▶ _OBJECTIF INDIQUÉ A_
D'après l'extrait sur la cathédrale, pourquoi les premières cathédrales ont-elles pris modèle sur les basiliques romaines plutôt que sur les temples ? Répondez en une à trois phrases.

▶ _EXTRAIT DE PAGE_

##########

CATHÉDRALE
CATHÉDRALE
Édifice religieux chrétien, la cathédrale est, ou a été, l’église de l’évêque d’un diocèse. L’évêque y a son siège réservé, cathedra en latin, origine du mot cathédrale. Depuis le concile de Nicée en 325, le principe de l’établissement de l’évêque dans une ville, chef-lieu de la cité romaine, a eu pour conséquence de localiser la cathédrale dans un site urbain. Les modifications des circonscriptions administratives, l’essor et la décadence des villes ont suscité des déplacements de cathédrales, par exemple de Thérouanne à Boulogne-sur-Mer au XVIe siècle, ou leur regroupement: Dol et Saint-Malo, par exemple, réunies sous l’autorité de l’évêque de Rennes. Les anciennes cathédrales, c’est-à-dire celles qui ne sont plus le siège d’un évêque, conservent leur dénomination. D’autres naissent à chaque époque, soit en raison de l’évangélisation de nouvelles régions, soit lors de la création de capitales comme Brasília, soit parce que la densité démographique entraîne des divisions administratives (nouveaux départements et diocèses de la région parisienne par exemple).
La cathédrale peut être un édifice de dimensions modestes, et de nombreuses grandes églises urbaines, souvent anciennes collégiales de communautés de chanoines réguliers (Saint-Quentin), sont improprement appelées cathédrales dans le langage populaire. Le mot même n’a pas été employé avant l’époque carolingienne. Aux premiers siècles, l’évêque célébrait les offices dans la domus ecclesiae , une maison privée mise à sa disposition. Après l’édit de Milan, proclamé en 313 par l’empereur Constantin et reconnaissant officiellement la religion chrétienne dans l’empire romain, la fonction de l’évêque s’est solennisée et des constructions ont été entreprises pour lui, son clergé et ses fidèles. L’ensemble formait le groupe épiscopal et comprenait la demeure du pasteur (palais épiscopal), son église (église mère du diocèse, future cathédrale), un édifice réservé aux catéchumènes et un baptistère. Certains ensembles ont été reconstitués à partir de fouilles et de documents, comme ceux de Saint-Jean de Latran à Rome et d’Aquilée datant du IVe siècle. D’autres, plus tardifs, subsistent en partie, par exemple à Terrassa en Espagne et à Ravenne.
Il n’y a pas de type architectural défini de la cathédrale, elle a évolué en fonction d’une part de la liturgie et d’autre part des traditions locales dans l’art de bâtir. La liturgie chrétienne implique la célébration communautaire à l’intérieur de l’église. En conséquence les premières cathédrales se sont inspirées des salles publiques romaines, telles que les basiliques, et non des temples, où les fidèles ne pénétraient pas. Le trône de l’évêque a pris la place des sièges des officiers impériaux dans l’abside et a constitué l’élément particulier de la cathédrale. Jusqu’au VIe siècle, il n’y eut de baptistères que dans les groupes épiscopaux, puis ils se sont multipliés. Ils ont disparu peu à peu à partir de l’époque carolingienne avec la fin de la pratique du baptême par immersion et ont été remplacés par les cuves baptismales placées à l’intérieur des églises. De même, la christianisation des populations au cours du haut Moyen Âge a entraîné la suppression des édifices des catéchumènes, supplantés parfois dans les groupes épiscopaux par des églises funéraires ou martyria .

##########

▶ _OBJECTIF INDIQUÉ B_
Recopiez le relevé à l'identique, en commençant à la ligne qui contient « What elements are present » et en vous arrêtant après celle qui contient « svg-text:Anderson: Anderson (4, 353, 34, 360) ». N'incluez pas les images.

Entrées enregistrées

##########

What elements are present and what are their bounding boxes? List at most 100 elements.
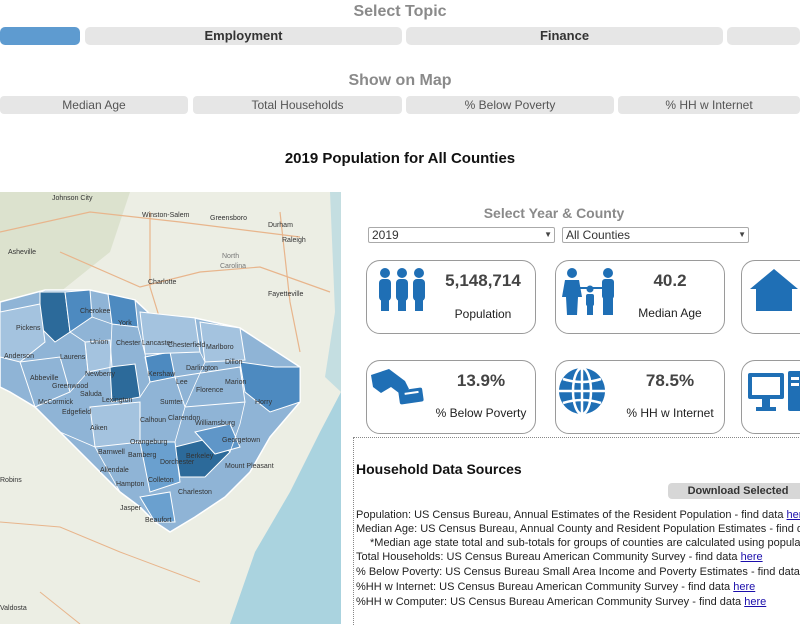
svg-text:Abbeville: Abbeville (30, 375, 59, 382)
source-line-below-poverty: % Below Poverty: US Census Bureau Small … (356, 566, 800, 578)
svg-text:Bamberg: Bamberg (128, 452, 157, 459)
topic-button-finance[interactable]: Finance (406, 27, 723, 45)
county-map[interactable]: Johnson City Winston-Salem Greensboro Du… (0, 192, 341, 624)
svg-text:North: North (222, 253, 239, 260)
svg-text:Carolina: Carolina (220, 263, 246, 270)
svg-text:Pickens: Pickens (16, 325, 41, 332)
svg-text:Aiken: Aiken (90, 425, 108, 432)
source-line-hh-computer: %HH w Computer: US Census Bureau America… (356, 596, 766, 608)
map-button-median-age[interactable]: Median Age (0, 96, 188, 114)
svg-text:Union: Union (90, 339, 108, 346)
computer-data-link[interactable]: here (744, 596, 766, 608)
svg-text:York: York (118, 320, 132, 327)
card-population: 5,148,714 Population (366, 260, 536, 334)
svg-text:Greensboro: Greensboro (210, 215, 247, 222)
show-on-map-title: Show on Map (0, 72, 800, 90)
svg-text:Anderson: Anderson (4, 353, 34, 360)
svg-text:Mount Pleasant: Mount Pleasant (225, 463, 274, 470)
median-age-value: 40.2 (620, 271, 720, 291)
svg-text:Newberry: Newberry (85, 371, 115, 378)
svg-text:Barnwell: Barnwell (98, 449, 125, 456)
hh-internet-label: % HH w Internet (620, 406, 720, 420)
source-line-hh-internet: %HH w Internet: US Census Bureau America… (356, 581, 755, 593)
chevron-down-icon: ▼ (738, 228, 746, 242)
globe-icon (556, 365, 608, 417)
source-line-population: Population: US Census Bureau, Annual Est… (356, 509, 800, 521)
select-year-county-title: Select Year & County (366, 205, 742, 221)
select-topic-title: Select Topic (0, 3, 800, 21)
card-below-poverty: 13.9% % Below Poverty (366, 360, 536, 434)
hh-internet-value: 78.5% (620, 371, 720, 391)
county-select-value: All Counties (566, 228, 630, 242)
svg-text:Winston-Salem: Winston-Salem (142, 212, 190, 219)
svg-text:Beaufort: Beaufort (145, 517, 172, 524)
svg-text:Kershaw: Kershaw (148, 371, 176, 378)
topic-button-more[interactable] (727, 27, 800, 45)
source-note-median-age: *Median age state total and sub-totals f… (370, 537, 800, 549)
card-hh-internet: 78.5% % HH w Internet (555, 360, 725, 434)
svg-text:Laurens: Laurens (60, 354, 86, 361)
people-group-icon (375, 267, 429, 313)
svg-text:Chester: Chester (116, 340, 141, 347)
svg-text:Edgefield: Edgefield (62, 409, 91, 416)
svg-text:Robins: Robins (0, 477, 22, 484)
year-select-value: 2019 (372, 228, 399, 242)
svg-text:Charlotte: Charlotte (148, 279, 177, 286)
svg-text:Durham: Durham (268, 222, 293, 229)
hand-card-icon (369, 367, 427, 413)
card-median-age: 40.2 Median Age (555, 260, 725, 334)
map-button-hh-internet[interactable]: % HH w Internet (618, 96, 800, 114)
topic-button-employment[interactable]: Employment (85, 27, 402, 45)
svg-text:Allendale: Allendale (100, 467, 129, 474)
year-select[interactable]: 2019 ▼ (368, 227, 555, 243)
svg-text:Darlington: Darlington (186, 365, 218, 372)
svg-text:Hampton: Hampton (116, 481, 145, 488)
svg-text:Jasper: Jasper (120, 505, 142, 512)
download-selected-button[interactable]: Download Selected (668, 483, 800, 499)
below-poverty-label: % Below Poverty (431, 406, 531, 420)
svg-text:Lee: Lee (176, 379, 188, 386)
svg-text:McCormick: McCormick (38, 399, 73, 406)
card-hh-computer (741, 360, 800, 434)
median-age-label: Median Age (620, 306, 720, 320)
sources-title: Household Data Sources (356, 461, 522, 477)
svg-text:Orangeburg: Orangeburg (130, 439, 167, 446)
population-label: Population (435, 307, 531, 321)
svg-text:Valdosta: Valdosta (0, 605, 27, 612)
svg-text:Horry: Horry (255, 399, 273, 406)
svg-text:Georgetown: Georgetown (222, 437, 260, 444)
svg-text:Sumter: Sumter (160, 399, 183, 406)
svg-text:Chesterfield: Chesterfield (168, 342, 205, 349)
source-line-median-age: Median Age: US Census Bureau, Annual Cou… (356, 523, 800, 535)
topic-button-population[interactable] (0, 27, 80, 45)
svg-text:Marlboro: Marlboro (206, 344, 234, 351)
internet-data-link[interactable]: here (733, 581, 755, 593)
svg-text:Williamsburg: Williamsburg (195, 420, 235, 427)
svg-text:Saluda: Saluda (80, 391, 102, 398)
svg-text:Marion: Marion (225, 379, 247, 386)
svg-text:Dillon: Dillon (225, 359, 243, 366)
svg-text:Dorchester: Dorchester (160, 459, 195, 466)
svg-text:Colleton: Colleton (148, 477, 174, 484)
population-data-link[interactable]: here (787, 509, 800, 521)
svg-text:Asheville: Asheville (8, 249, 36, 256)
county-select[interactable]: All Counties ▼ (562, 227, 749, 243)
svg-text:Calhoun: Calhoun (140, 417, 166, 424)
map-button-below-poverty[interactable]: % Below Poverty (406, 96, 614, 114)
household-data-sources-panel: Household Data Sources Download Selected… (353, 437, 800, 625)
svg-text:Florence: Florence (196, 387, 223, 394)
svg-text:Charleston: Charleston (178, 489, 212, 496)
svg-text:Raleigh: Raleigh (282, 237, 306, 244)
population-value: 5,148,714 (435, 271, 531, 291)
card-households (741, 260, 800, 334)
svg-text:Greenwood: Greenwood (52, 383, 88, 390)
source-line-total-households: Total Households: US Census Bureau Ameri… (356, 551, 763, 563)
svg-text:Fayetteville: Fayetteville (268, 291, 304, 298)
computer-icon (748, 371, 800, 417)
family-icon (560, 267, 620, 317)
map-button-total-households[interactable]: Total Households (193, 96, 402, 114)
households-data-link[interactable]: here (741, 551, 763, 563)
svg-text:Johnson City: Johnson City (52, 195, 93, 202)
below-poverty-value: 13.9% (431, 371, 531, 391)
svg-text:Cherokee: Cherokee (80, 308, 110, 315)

##########

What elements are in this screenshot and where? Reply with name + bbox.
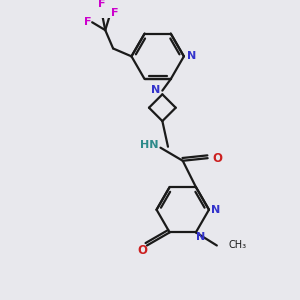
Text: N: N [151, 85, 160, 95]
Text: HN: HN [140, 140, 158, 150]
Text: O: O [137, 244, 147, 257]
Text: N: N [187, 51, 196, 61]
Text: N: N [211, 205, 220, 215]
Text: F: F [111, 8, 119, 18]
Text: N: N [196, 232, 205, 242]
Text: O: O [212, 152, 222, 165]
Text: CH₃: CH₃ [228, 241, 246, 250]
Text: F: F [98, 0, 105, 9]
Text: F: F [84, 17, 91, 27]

##########

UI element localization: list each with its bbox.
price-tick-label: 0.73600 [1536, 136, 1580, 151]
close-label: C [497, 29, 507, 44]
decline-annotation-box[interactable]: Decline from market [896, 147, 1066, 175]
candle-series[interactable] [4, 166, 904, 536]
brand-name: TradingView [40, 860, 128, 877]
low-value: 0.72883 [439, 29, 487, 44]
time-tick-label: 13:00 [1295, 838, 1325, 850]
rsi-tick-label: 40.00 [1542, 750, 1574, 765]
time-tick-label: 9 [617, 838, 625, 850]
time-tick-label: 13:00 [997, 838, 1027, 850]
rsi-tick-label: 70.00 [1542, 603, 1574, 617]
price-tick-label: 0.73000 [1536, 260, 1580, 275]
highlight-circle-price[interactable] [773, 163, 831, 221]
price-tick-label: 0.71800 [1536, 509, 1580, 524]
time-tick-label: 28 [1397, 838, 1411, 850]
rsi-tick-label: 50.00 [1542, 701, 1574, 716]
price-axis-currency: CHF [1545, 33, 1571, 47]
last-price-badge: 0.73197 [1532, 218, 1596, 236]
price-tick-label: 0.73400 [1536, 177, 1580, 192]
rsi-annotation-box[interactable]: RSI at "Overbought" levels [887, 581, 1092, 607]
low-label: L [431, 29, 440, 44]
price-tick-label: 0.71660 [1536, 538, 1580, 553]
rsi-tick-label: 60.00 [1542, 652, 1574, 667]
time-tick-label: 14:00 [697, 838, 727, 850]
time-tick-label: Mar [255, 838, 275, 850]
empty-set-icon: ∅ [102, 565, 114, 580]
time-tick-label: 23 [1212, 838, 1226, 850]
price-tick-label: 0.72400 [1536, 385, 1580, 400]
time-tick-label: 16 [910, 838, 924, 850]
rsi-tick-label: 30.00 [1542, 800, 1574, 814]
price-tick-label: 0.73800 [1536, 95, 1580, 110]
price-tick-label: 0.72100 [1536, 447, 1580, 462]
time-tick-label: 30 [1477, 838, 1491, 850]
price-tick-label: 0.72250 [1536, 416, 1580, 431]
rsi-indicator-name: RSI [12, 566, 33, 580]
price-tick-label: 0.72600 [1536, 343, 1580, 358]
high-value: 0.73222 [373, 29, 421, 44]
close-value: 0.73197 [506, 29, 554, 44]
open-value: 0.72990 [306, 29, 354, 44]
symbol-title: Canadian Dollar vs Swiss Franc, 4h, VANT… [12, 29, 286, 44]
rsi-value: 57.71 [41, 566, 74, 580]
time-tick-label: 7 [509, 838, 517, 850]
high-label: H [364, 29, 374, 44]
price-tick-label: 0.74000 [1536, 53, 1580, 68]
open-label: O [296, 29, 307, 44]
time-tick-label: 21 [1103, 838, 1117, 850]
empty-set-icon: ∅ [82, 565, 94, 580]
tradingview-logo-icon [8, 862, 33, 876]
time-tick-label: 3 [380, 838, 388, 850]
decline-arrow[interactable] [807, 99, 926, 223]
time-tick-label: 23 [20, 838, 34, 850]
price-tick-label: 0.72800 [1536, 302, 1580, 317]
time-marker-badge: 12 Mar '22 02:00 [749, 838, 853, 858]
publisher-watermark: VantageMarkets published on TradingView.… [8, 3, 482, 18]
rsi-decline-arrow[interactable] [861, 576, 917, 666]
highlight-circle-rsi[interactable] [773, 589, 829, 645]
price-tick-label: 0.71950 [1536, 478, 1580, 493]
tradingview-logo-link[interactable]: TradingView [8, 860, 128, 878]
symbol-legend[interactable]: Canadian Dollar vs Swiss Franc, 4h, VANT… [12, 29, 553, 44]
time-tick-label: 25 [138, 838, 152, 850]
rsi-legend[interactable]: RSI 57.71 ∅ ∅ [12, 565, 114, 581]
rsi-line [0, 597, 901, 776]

##########

▶ _RÉPONSE RÉDIGÉE A_
La liturgie chrétienne implique une célébration communautaire à l'intérieur de l'église. Les premières cathédrales se sont donc inspirées des salles publiques romaines comme les basiliques, et non des temples, où les fidèles ne pénétraient pas.

▶ _RÉPONSE RÉDIGÉE B_
What elements are present and what are their bounding boxes? List at most 100 elements.
svg-text:Abbeville: Abbeville (30, 375, 59, 382)
source-line-below-poverty: % Below Poverty: US Census Bureau Small … (356, 566, 800, 578)
svg-text:Bamberg: Bamberg (128, 452, 157, 459)
topic-button-finance[interactable]: Finance (406, 27, 723, 45)
county-map[interactable]: Johnson City Winston-Salem Greensboro Du… (0, 192, 341, 624)
svg-text:North: North (222, 253, 239, 260)
svg-text:Carolina: Carolina (220, 263, 246, 270)
svg-text:Pickens: Pickens (16, 325, 41, 332)
svg-text:Aiken: Aiken (90, 425, 108, 432)
source-line-hh-computer: %HH w Computer: US Census Bureau America… (356, 596, 766, 608)
map-button-median-age[interactable]: Median Age (0, 96, 188, 114)
svg-text:Union: Union (90, 339, 108, 346)
computer-data-link[interactable]: here (744, 596, 766, 608)
svg-text:York: York (118, 320, 132, 327)
card-population: 5,148,714 Population (366, 260, 536, 334)
svg-text:Greensboro: Greensboro (210, 215, 247, 222)
show-on-map-title: Show on Map (0, 72, 800, 90)
svg-text:Anderson: Anderson (4, 353, 34, 360)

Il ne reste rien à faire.